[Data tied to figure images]
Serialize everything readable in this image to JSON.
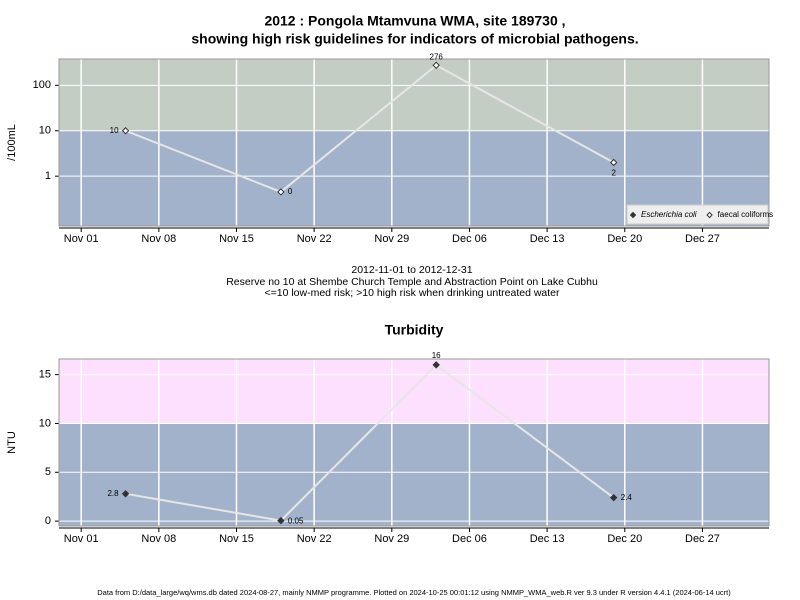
{
  "chart_data": [
    {
      "type": "line",
      "title": [
        "2012 : Pongola Mtamvuna WMA, site 189730 ,",
        "showing high risk guidelines for indicators of microbial pathogens."
      ],
      "ylabel": "/100mL",
      "caption": [
        "2012-11-01 to 2012-12-31",
        "Reserve no 10 at Shembe Church Temple and Abstraction Point on Lake Cubhu",
        "<=10 low-med risk; >10 high risk when drinking untreated water"
      ],
      "x": [
        "2012-11-05",
        "2012-11-19",
        "2012-12-03",
        "2012-12-19"
      ],
      "series": [
        {
          "name": "Escherichia coli",
          "marker": "filled",
          "values": [
            null,
            null,
            null,
            null
          ]
        },
        {
          "name": "faecal coliforms",
          "marker": "open",
          "values": [
            10,
            0.45,
            276,
            2
          ],
          "value_labels": [
            "10",
            "0",
            "276",
            "2"
          ]
        }
      ],
      "log_y": true,
      "ylim": [
        0.08,
        380
      ],
      "yticks": [
        1,
        10,
        100
      ],
      "xlim": [
        "2012-10-30",
        "2013-01-02"
      ],
      "xticks": [
        {
          "value": "2012-11-01",
          "label": "Nov 01"
        },
        {
          "value": "2012-11-08",
          "label": "Nov 08"
        },
        {
          "value": "2012-11-15",
          "label": "Nov 15"
        },
        {
          "value": "2012-11-22",
          "label": "Nov 22"
        },
        {
          "value": "2012-11-29",
          "label": "Nov 29"
        },
        {
          "value": "2012-12-06",
          "label": "Dec 06"
        },
        {
          "value": "2012-12-13",
          "label": "Dec 13"
        },
        {
          "value": "2012-12-20",
          "label": "Dec 20"
        },
        {
          "value": "2012-12-27",
          "label": "Dec 27"
        }
      ],
      "threshold": 10,
      "band_colors": [
        "#a2b2cb",
        "#c3cdc3"
      ],
      "grid": true,
      "legend": "bottomright"
    },
    {
      "type": "line",
      "title": "Turbidity",
      "ylabel": "NTU",
      "x": [
        "2012-11-05",
        "2012-11-19",
        "2012-12-03",
        "2012-12-19"
      ],
      "series": [
        {
          "marker": "filled",
          "values": [
            2.8,
            0.05,
            16,
            2.4
          ]
        }
      ],
      "log_y": false,
      "ylim": [
        -0.5,
        16.6
      ],
      "yticks": [
        0,
        5,
        10,
        15
      ],
      "xlim": [
        "2012-10-30",
        "2013-01-02"
      ],
      "xticks": [
        {
          "value": "2012-11-01",
          "label": "Nov 01"
        },
        {
          "value": "2012-11-08",
          "label": "Nov 08"
        },
        {
          "value": "2012-11-15",
          "label": "Nov 15"
        },
        {
          "value": "2012-11-22",
          "label": "Nov 22"
        },
        {
          "value": "2012-11-29",
          "label": "Nov 29"
        },
        {
          "value": "2012-12-06",
          "label": "Dec 06"
        },
        {
          "value": "2012-12-13",
          "label": "Dec 13"
        },
        {
          "value": "2012-12-20",
          "label": "Dec 20"
        },
        {
          "value": "2012-12-27",
          "label": "Dec 27"
        }
      ],
      "threshold": 10,
      "band_colors": [
        "#a2b2cb",
        "#fde0fd"
      ],
      "grid": true
    }
  ],
  "footer": "Data from D:/data_large/wq/wms.db dated 2024-08-27, mainly NMMP programme. Plotted on 2024-10-25 00:01:12 using NMMP_WMA_web.R ver 9.3 under R version 4.4.1 (2024-06-14 ucrt)"
}
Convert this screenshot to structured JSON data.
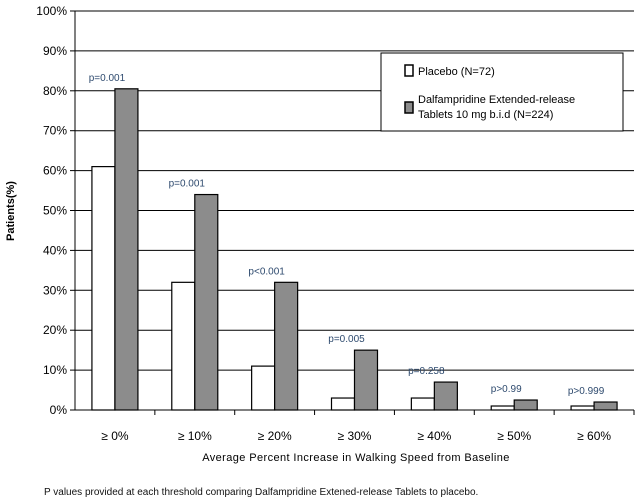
{
  "chart_data": {
    "type": "bar",
    "title": "",
    "xlabel": "Average Percent Increase in Walking Speed from Baseline",
    "ylabel": "Patients(%)",
    "ylim": [
      0,
      100
    ],
    "yticks": [
      "0%",
      "10%",
      "20%",
      "30%",
      "40%",
      "50%",
      "60%",
      "70%",
      "80%",
      "90%",
      "100%"
    ],
    "categories": [
      "≥ 0%",
      "≥ 10%",
      "≥ 20%",
      "≥ 30%",
      "≥ 40%",
      "≥ 50%",
      "≥ 60%"
    ],
    "series": [
      {
        "name": "Placebo (N=72)",
        "color": "#ffffff",
        "values": [
          61,
          32,
          11,
          3,
          3,
          1,
          1
        ]
      },
      {
        "name": "Dalfampridine Extended-release Tablets 10 mg b.i.d (N=224)",
        "color": "#8c8c8c",
        "values": [
          80.5,
          54,
          32,
          15,
          7,
          2.5,
          2
        ]
      }
    ],
    "annotations": [
      "p=0.001",
      "p=0.001",
      "p<0.001",
      "p=0.005",
      "p=0.258",
      "p>0.99",
      "p>0.999"
    ],
    "annotation_color": "#2e4a6e",
    "grid": true,
    "legend_position": "top-right"
  },
  "footnote": "P values provided at each threshold comparing Dalfampridine Extened-release Tablets to placebo."
}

• [WHAT YOU HAVE TO DO] Please retype the data exactly, but do not carry over any picture.

• [TASK RESPONSE]
Serialize everything readable in this image to JSON.
{
  "chart_data": [
    {
      "type": "line",
      "title": [
        "2012 : Pongola Mtamvuna WMA, site 189730 ,",
        "showing high risk guidelines for indicators of microbial pathogens."
      ],
      "ylabel": "/100mL",
      "caption": [
        "2012-11-01 to 2012-12-31",
        "Reserve no 10 at Shembe Church Temple and Abstraction Point on Lake Cubhu",
        "<=10 low-med risk; >10 high risk when drinking untreated water"
      ],
      "x": [
        "2012-11-05",
        "2012-11-19",
        "2012-12-03",
        "2012-12-19"
      ],
      "series": [
        {
          "name": "Escherichia coli",
          "marker": "filled",
          "values": [
            null,
            null,
            null,
            null
          ]
        },
        {
          "name": "faecal coliforms",
          "marker": "open",
          "values": [
            10,
            0.45,
            276,
            2
          ],
          "value_labels": [
            "10",
            "0",
            "276",
            "2"
          ]
        }
      ],
      "log_y": true,
      "ylim": [
        0.08,
        380
      ],
      "yticks": [
        1,
        10,
        100
      ],
      "xlim": [
        "2012-10-30",
        "2013-01-02"
      ],
      "xticks": [
        {
          "value": "2012-11-01",
          "label": "Nov 01"
        },
        {
          "value": "2012-11-08",
          "label": "Nov 08"
        },
        {
          "value": "2012-11-15",
          "label": "Nov 15"
        },
        {
          "value": "2012-11-22",
          "label": "Nov 22"
        },
        {
          "value": "2012-11-29",
          "label": "Nov 29"
        },
        {
          "value": "2012-12-06",
          "label": "Dec 06"
        },
        {
          "value": "2012-12-13",
          "label": "Dec 13"
        },
        {
          "value": "2012-12-20",
          "label": "Dec 20"
        },
        {
          "value": "2012-12-27",
          "label": "Dec 27"
        }
      ],
      "threshold": 10,
      "band_colors": [
        "#a2b2cb",
        "#c3cdc3"
      ],
      "grid": true,
      "legend": "bottomright"
    },
    {
      "type": "line",
      "title": "Turbidity",
      "ylabel": "NTU",
      "x": [
        "2012-11-05",
        "2012-11-19",
        "2012-12-03",
        "2012-12-19"
      ],
      "series": [
        {
          "marker": "filled",
          "values": [
            2.8,
            0.05,
            16,
            2.4
          ]
        }
      ],
      "log_y": false,
      "ylim": [
        -0.5,
        16.6
      ],
      "yticks": [
        0,
        5,
        10,
        15
      ],
      "xlim": [
        "2012-10-30",
        "2013-01-02"
      ],
      "xticks": [
        {
          "value": "2012-11-01",
          "label": "Nov 01"
        },
        {
          "value": "2012-11-08",
          "label": "Nov 08"
        },
        {
          "value": "2012-11-15",
          "label": "Nov 15"
        },
        {
          "value": "2012-11-22",
          "label": "Nov 22"
        },
        {
          "value": "2012-11-29",
          "label": "Nov 29"
        },
        {
          "value": "2012-12-06",
          "label": "Dec 06"
        },
        {
          "value": "2012-12-13",
          "label": "Dec 13"
        },
        {
          "value": "2012-12-20",
          "label": "Dec 20"
        },
        {
          "value": "2012-12-27",
          "label": "Dec 27"
        }
      ],
      "threshold": 10,
      "band_colors": [
        "#a2b2cb",
        "#fde0fd"
      ],
      "grid": true
    }
  ],
  "footer": "Data from D:/data_large/wq/wms.db dated 2024-08-27, mainly NMMP programme. Plotted on 2024-10-25 00:01:12 using NMMP_WMA_web.R ver 9.3 under R version 4.4.1 (2024-06-14 ucrt)"
}
Convert this screenshot to structured JSON data.
{
  "chart_data": {
    "type": "bar",
    "title": "",
    "xlabel": "Average Percent Increase in Walking Speed from Baseline",
    "ylabel": "Patients(%)",
    "ylim": [
      0,
      100
    ],
    "yticks": [
      "0%",
      "10%",
      "20%",
      "30%",
      "40%",
      "50%",
      "60%",
      "70%",
      "80%",
      "90%",
      "100%"
    ],
    "categories": [
      "≥ 0%",
      "≥ 10%",
      "≥ 20%",
      "≥ 30%",
      "≥ 40%",
      "≥ 50%",
      "≥ 60%"
    ],
    "series": [
      {
        "name": "Placebo (N=72)",
        "color": "#ffffff",
        "values": [
          61,
          32,
          11,
          3,
          3,
          1,
          1
        ]
      },
      {
        "name": "Dalfampridine Extended-release Tablets 10 mg b.i.d (N=224)",
        "color": "#8c8c8c",
        "values": [
          80.5,
          54,
          32,
          15,
          7,
          2.5,
          2
        ]
      }
    ],
    "annotations": [
      "p=0.001",
      "p=0.001",
      "p<0.001",
      "p=0.005",
      "p=0.258",
      "p>0.99",
      "p>0.999"
    ],
    "annotation_color": "#2e4a6e",
    "grid": true,
    "legend_position": "top-right"
  },
  "footnote": "P values provided at each threshold comparing Dalfampridine Extened-release Tablets to placebo."
}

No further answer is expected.